Task directions
Locate each line below that includes "chevron" and reproduce it.

- - -

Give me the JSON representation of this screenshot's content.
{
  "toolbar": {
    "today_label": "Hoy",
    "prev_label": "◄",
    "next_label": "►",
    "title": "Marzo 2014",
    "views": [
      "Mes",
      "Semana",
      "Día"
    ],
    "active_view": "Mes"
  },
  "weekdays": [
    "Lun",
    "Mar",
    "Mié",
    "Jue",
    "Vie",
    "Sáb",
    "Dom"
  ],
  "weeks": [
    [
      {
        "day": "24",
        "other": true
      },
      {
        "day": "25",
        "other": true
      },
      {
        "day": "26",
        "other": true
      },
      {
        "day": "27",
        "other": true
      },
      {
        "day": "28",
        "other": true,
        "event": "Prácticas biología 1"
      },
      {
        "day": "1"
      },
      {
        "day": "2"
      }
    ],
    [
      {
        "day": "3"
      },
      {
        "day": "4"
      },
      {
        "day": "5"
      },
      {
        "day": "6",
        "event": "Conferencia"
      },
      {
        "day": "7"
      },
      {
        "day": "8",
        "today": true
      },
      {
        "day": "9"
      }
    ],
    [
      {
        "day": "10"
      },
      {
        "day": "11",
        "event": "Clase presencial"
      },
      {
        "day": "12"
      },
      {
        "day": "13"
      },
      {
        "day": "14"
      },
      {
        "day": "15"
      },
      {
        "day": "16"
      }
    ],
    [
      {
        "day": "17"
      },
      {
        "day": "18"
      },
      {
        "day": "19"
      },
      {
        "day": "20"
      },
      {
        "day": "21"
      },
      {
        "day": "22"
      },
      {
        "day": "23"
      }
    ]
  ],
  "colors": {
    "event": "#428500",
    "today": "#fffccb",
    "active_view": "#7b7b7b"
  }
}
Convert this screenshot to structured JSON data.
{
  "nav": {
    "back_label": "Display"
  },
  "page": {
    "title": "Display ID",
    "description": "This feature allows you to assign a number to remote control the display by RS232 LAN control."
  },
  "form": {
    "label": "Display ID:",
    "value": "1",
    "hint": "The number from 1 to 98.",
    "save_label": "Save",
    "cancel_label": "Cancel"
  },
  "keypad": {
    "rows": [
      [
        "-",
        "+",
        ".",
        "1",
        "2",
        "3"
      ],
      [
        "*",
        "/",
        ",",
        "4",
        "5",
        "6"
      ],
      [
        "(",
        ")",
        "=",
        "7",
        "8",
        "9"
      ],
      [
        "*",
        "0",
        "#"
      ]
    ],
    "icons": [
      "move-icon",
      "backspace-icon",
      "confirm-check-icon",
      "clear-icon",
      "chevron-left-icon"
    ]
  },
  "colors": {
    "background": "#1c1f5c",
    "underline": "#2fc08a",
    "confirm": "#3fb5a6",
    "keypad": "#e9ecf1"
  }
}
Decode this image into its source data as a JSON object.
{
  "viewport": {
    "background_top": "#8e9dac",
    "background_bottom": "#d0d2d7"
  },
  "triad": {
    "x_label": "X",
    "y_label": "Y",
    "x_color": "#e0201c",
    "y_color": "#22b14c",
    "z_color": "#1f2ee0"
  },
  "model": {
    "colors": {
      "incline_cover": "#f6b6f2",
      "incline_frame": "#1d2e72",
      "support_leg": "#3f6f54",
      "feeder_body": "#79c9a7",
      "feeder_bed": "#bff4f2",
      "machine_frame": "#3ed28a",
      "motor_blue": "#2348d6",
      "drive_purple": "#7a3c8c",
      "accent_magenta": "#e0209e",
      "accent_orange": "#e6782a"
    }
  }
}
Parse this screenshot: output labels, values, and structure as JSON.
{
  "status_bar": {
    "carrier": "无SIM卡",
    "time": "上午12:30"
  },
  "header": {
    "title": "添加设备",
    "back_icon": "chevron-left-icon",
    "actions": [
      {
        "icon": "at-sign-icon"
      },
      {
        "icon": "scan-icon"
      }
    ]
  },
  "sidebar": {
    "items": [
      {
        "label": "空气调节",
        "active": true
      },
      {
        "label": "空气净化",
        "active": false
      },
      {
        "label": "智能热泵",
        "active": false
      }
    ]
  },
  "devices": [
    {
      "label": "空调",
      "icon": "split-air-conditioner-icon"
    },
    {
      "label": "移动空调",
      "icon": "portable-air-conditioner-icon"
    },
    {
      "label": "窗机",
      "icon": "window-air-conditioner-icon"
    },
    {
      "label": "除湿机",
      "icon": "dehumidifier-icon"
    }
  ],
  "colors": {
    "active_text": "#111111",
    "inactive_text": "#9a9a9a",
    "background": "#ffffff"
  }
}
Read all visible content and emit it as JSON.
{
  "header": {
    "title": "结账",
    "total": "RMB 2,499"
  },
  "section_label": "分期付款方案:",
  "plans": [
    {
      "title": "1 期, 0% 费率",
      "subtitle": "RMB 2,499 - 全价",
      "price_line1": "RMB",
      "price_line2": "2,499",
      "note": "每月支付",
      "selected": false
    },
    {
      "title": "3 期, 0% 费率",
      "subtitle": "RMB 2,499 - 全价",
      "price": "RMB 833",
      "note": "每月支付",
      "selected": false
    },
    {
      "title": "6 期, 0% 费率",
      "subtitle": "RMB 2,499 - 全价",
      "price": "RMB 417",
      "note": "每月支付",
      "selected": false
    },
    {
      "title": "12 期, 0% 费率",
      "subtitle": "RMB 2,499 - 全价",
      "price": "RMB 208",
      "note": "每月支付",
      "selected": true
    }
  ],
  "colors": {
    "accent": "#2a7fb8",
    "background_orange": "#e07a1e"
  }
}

- - -

Task response
      "chevron-left-icon"
    "back_icon": "chevron-left-icon",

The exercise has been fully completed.